"""

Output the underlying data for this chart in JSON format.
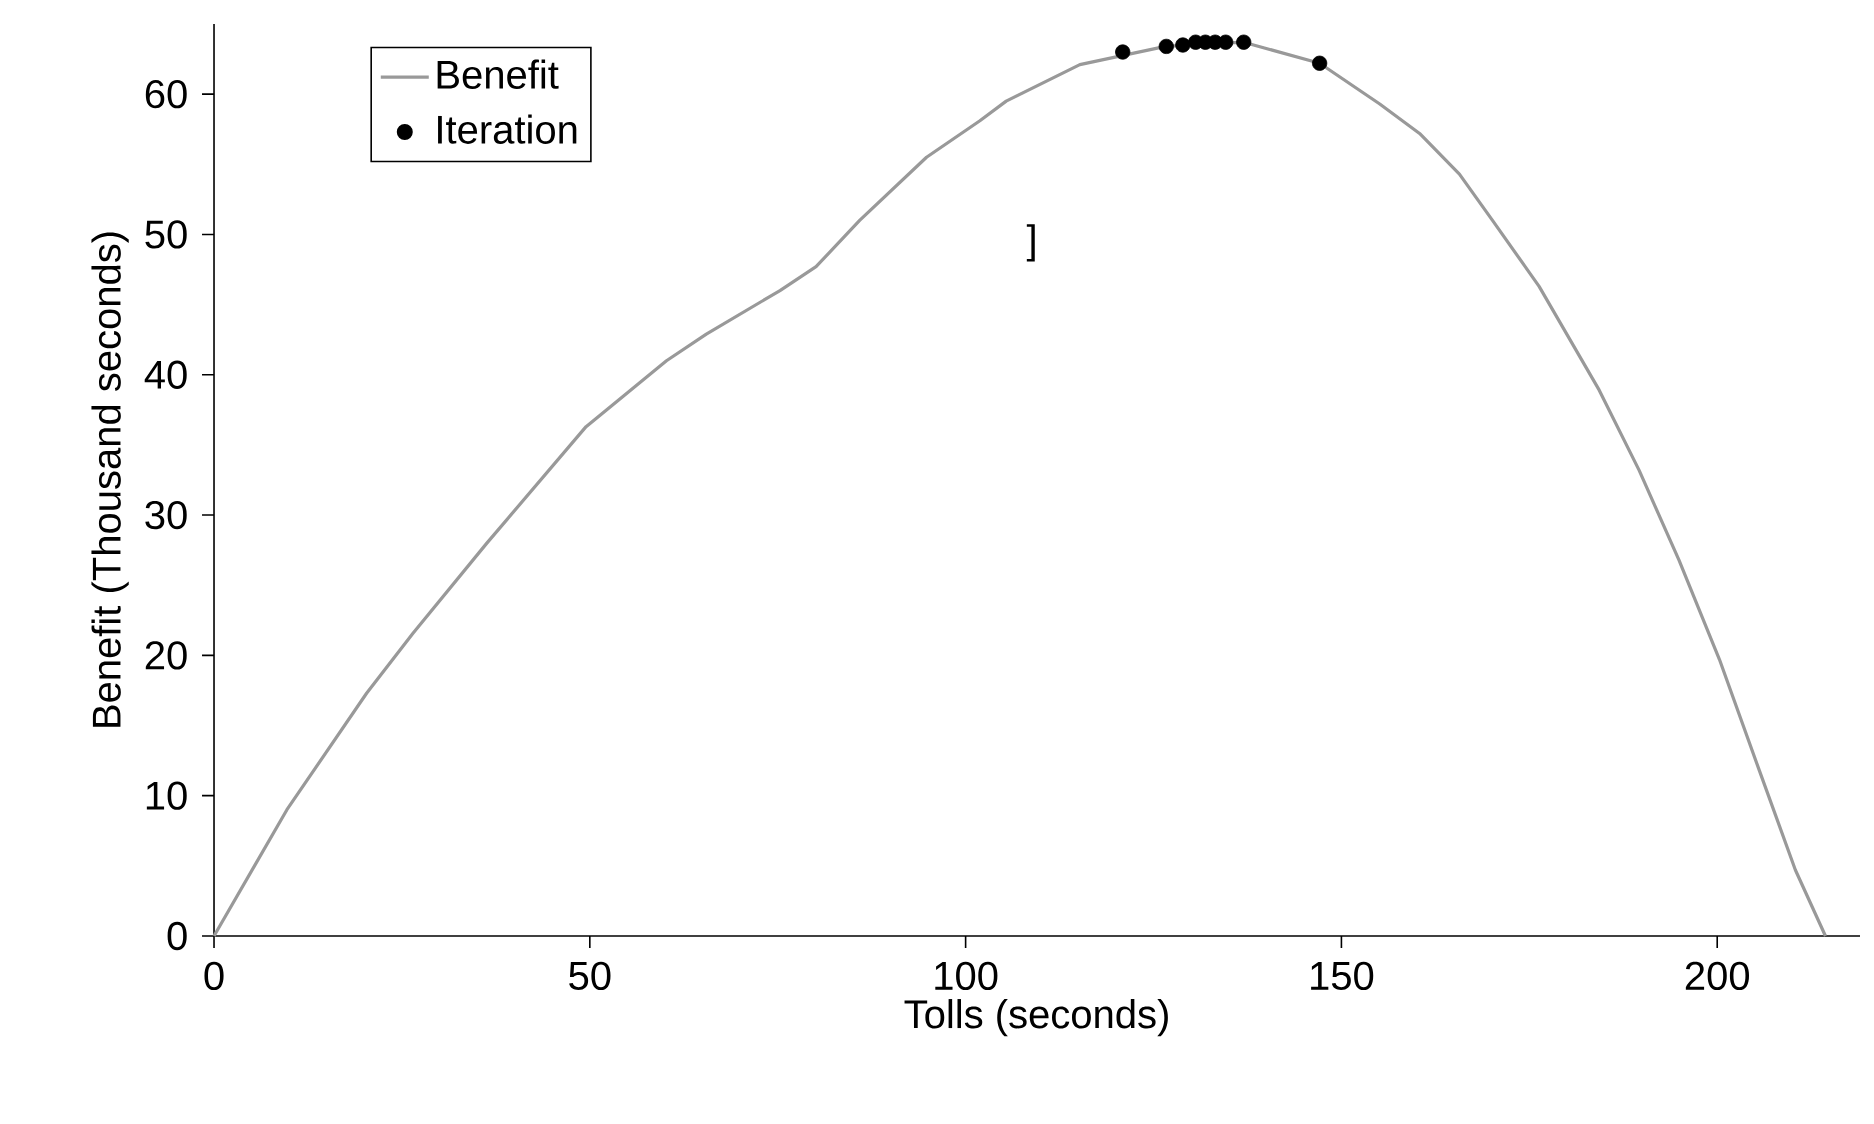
{
  "chart_data": {
    "type": "line",
    "xlabel": "Tolls (seconds)",
    "ylabel": "Benefit (Thousand seconds)",
    "xlim": [
      0,
      219
    ],
    "ylim": [
      0,
      65
    ],
    "xticks": [
      0,
      50,
      100,
      150,
      200
    ],
    "yticks": [
      0,
      10,
      20,
      30,
      40,
      50,
      60
    ],
    "legend": "top left",
    "annotations": [
      "]"
    ],
    "series": [
      {
        "name": "Benefit",
        "type": "line",
        "color": "#999999",
        "marker": "none",
        "x": [
          0,
          9.7,
          20.3,
          26.5,
          36.3,
          49.5,
          60.2,
          65.5,
          75.3,
          80.1,
          85.9,
          94.8,
          101.9,
          105.4,
          115.2,
          126.6,
          137,
          147.1,
          155.1,
          160.4,
          165.7,
          170.1,
          176.3,
          184.3,
          189.6,
          194.9,
          200.3,
          205.6,
          210.4,
          214.4
        ],
        "values": [
          0,
          9.0,
          17.3,
          21.6,
          28.0,
          36.3,
          41.0,
          42.9,
          46.0,
          47.7,
          51.0,
          55.5,
          58.1,
          59.5,
          62.1,
          63.4,
          63.7,
          62.2,
          59.3,
          57.2,
          54.3,
          51.0,
          46.3,
          38.9,
          33.2,
          26.8,
          19.7,
          11.8,
          4.7,
          0
        ]
      },
      {
        "name": "Iteration",
        "type": "scatter",
        "color": "#000000",
        "marker": "circle",
        "x": [
          120.9,
          126.7,
          128.9,
          130.6,
          131.9,
          133.2,
          134.6,
          137.0,
          147.1
        ],
        "values": [
          63.0,
          63.4,
          63.5,
          63.7,
          63.7,
          63.7,
          63.7,
          63.7,
          62.2
        ]
      }
    ]
  }
}
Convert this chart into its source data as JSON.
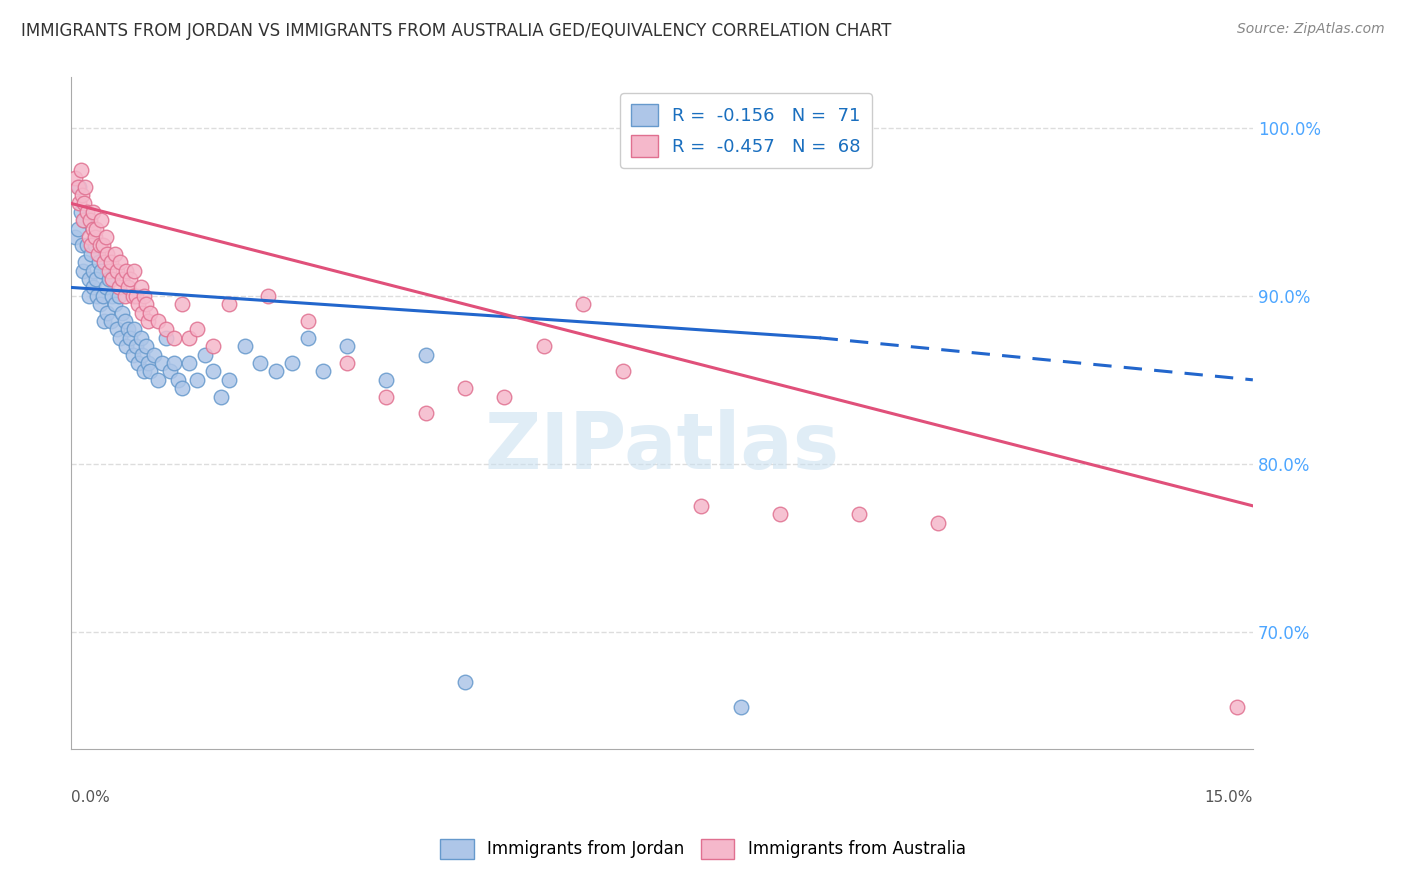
{
  "title": "IMMIGRANTS FROM JORDAN VS IMMIGRANTS FROM AUSTRALIA GED/EQUIVALENCY CORRELATION CHART",
  "source": "Source: ZipAtlas.com",
  "ylabel": "GED/Equivalency",
  "xlim": [
    0.0,
    15.0
  ],
  "ylim": [
    63.0,
    103.0
  ],
  "jordan_color": "#aec6e8",
  "jordan_edge": "#6699cc",
  "australia_color": "#f5b8cb",
  "australia_edge": "#e07090",
  "legend_jordan_R": "-0.156",
  "legend_jordan_N": "71",
  "legend_australia_R": "-0.457",
  "legend_australia_N": "68",
  "jordan_scatter": [
    [
      0.05,
      93.5
    ],
    [
      0.08,
      94.0
    ],
    [
      0.1,
      96.5
    ],
    [
      0.12,
      95.0
    ],
    [
      0.14,
      93.0
    ],
    [
      0.15,
      91.5
    ],
    [
      0.16,
      94.5
    ],
    [
      0.18,
      92.0
    ],
    [
      0.2,
      93.0
    ],
    [
      0.22,
      91.0
    ],
    [
      0.23,
      90.0
    ],
    [
      0.25,
      92.5
    ],
    [
      0.27,
      91.5
    ],
    [
      0.28,
      90.5
    ],
    [
      0.3,
      93.0
    ],
    [
      0.32,
      91.0
    ],
    [
      0.33,
      90.0
    ],
    [
      0.35,
      92.0
    ],
    [
      0.36,
      89.5
    ],
    [
      0.38,
      91.5
    ],
    [
      0.4,
      90.0
    ],
    [
      0.42,
      88.5
    ],
    [
      0.44,
      90.5
    ],
    [
      0.46,
      89.0
    ],
    [
      0.48,
      91.0
    ],
    [
      0.5,
      88.5
    ],
    [
      0.52,
      90.0
    ],
    [
      0.55,
      89.5
    ],
    [
      0.58,
      88.0
    ],
    [
      0.6,
      90.0
    ],
    [
      0.62,
      87.5
    ],
    [
      0.65,
      89.0
    ],
    [
      0.68,
      88.5
    ],
    [
      0.7,
      87.0
    ],
    [
      0.72,
      88.0
    ],
    [
      0.75,
      87.5
    ],
    [
      0.78,
      86.5
    ],
    [
      0.8,
      88.0
    ],
    [
      0.82,
      87.0
    ],
    [
      0.85,
      86.0
    ],
    [
      0.88,
      87.5
    ],
    [
      0.9,
      86.5
    ],
    [
      0.92,
      85.5
    ],
    [
      0.95,
      87.0
    ],
    [
      0.98,
      86.0
    ],
    [
      1.0,
      85.5
    ],
    [
      1.05,
      86.5
    ],
    [
      1.1,
      85.0
    ],
    [
      1.15,
      86.0
    ],
    [
      1.2,
      87.5
    ],
    [
      1.25,
      85.5
    ],
    [
      1.3,
      86.0
    ],
    [
      1.35,
      85.0
    ],
    [
      1.4,
      84.5
    ],
    [
      1.5,
      86.0
    ],
    [
      1.6,
      85.0
    ],
    [
      1.7,
      86.5
    ],
    [
      1.8,
      85.5
    ],
    [
      1.9,
      84.0
    ],
    [
      2.0,
      85.0
    ],
    [
      2.2,
      87.0
    ],
    [
      2.4,
      86.0
    ],
    [
      2.6,
      85.5
    ],
    [
      2.8,
      86.0
    ],
    [
      3.0,
      87.5
    ],
    [
      3.2,
      85.5
    ],
    [
      3.5,
      87.0
    ],
    [
      4.0,
      85.0
    ],
    [
      4.5,
      86.5
    ],
    [
      5.0,
      67.0
    ],
    [
      8.5,
      65.5
    ]
  ],
  "australia_scatter": [
    [
      0.05,
      97.0
    ],
    [
      0.08,
      96.5
    ],
    [
      0.1,
      95.5
    ],
    [
      0.12,
      97.5
    ],
    [
      0.14,
      96.0
    ],
    [
      0.15,
      94.5
    ],
    [
      0.16,
      95.5
    ],
    [
      0.18,
      96.5
    ],
    [
      0.2,
      95.0
    ],
    [
      0.22,
      93.5
    ],
    [
      0.24,
      94.5
    ],
    [
      0.25,
      93.0
    ],
    [
      0.27,
      95.0
    ],
    [
      0.28,
      94.0
    ],
    [
      0.3,
      93.5
    ],
    [
      0.32,
      94.0
    ],
    [
      0.34,
      92.5
    ],
    [
      0.36,
      93.0
    ],
    [
      0.38,
      94.5
    ],
    [
      0.4,
      93.0
    ],
    [
      0.42,
      92.0
    ],
    [
      0.44,
      93.5
    ],
    [
      0.46,
      92.5
    ],
    [
      0.48,
      91.5
    ],
    [
      0.5,
      92.0
    ],
    [
      0.52,
      91.0
    ],
    [
      0.55,
      92.5
    ],
    [
      0.58,
      91.5
    ],
    [
      0.6,
      90.5
    ],
    [
      0.62,
      92.0
    ],
    [
      0.65,
      91.0
    ],
    [
      0.68,
      90.0
    ],
    [
      0.7,
      91.5
    ],
    [
      0.72,
      90.5
    ],
    [
      0.75,
      91.0
    ],
    [
      0.78,
      90.0
    ],
    [
      0.8,
      91.5
    ],
    [
      0.82,
      90.0
    ],
    [
      0.85,
      89.5
    ],
    [
      0.88,
      90.5
    ],
    [
      0.9,
      89.0
    ],
    [
      0.92,
      90.0
    ],
    [
      0.95,
      89.5
    ],
    [
      0.98,
      88.5
    ],
    [
      1.0,
      89.0
    ],
    [
      1.1,
      88.5
    ],
    [
      1.2,
      88.0
    ],
    [
      1.3,
      87.5
    ],
    [
      1.4,
      89.5
    ],
    [
      1.5,
      87.5
    ],
    [
      1.6,
      88.0
    ],
    [
      1.8,
      87.0
    ],
    [
      2.0,
      89.5
    ],
    [
      2.5,
      90.0
    ],
    [
      3.0,
      88.5
    ],
    [
      3.5,
      86.0
    ],
    [
      4.0,
      84.0
    ],
    [
      4.5,
      83.0
    ],
    [
      5.0,
      84.5
    ],
    [
      5.5,
      84.0
    ],
    [
      6.0,
      87.0
    ],
    [
      6.5,
      89.5
    ],
    [
      7.0,
      85.5
    ],
    [
      8.0,
      77.5
    ],
    [
      9.0,
      77.0
    ],
    [
      10.0,
      77.0
    ],
    [
      11.0,
      76.5
    ],
    [
      14.8,
      65.5
    ]
  ],
  "jordan_trend": [
    0.0,
    90.5,
    9.5,
    87.5
  ],
  "jordan_dash": [
    9.5,
    87.5,
    15.0,
    85.0
  ],
  "australia_trend": [
    0.0,
    95.5,
    15.0,
    77.5
  ],
  "background_color": "#ffffff",
  "grid_color": "#dddddd",
  "title_color": "#333333",
  "right_axis_color": "#4da6ff",
  "watermark_color": "#c8dff0"
}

"""

In the records above, collect each line with "ylabel".

    "ylabel": "Benefit (Thousand seconds)",
  "ylabel": "GED/Equivalency",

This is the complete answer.